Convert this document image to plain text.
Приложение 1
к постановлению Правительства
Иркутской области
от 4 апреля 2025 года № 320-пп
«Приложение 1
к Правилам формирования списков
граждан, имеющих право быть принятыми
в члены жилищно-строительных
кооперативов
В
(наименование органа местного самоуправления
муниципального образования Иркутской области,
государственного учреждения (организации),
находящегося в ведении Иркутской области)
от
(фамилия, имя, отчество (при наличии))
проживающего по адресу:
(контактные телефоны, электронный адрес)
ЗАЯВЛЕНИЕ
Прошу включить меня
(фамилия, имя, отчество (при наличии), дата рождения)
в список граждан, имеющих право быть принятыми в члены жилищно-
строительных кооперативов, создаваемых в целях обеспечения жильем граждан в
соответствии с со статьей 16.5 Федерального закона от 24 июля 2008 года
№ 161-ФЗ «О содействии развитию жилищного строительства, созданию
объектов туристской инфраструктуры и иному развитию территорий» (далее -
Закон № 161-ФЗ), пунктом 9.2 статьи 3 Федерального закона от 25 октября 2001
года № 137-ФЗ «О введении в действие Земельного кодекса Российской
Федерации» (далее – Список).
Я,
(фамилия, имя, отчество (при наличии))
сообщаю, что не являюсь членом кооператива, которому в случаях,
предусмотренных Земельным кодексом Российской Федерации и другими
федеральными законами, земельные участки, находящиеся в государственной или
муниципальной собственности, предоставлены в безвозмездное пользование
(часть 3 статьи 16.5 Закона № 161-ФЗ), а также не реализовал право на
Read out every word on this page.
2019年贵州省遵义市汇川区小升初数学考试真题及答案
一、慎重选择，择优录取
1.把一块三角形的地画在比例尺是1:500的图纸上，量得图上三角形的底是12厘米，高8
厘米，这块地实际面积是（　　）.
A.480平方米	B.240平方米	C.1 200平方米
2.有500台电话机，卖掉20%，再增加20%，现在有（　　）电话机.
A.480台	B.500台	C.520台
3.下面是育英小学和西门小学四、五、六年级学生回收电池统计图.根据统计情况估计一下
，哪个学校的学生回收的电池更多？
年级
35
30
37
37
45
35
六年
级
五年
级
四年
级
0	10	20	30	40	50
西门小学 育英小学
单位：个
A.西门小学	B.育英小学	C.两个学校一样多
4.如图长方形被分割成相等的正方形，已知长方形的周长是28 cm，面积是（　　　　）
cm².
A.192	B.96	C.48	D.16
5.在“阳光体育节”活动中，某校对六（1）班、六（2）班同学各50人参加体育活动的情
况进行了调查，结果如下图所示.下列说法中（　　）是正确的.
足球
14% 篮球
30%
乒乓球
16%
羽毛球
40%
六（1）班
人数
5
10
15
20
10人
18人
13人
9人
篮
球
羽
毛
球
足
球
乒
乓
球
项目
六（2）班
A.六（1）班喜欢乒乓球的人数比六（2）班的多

--- Work to do ---
Copy all lines from the data that hold the word "Федерации".

--- The answer ---
Федерации» (далее – Список).
предусмотренных Земельным кодексом Российской Федерации и другими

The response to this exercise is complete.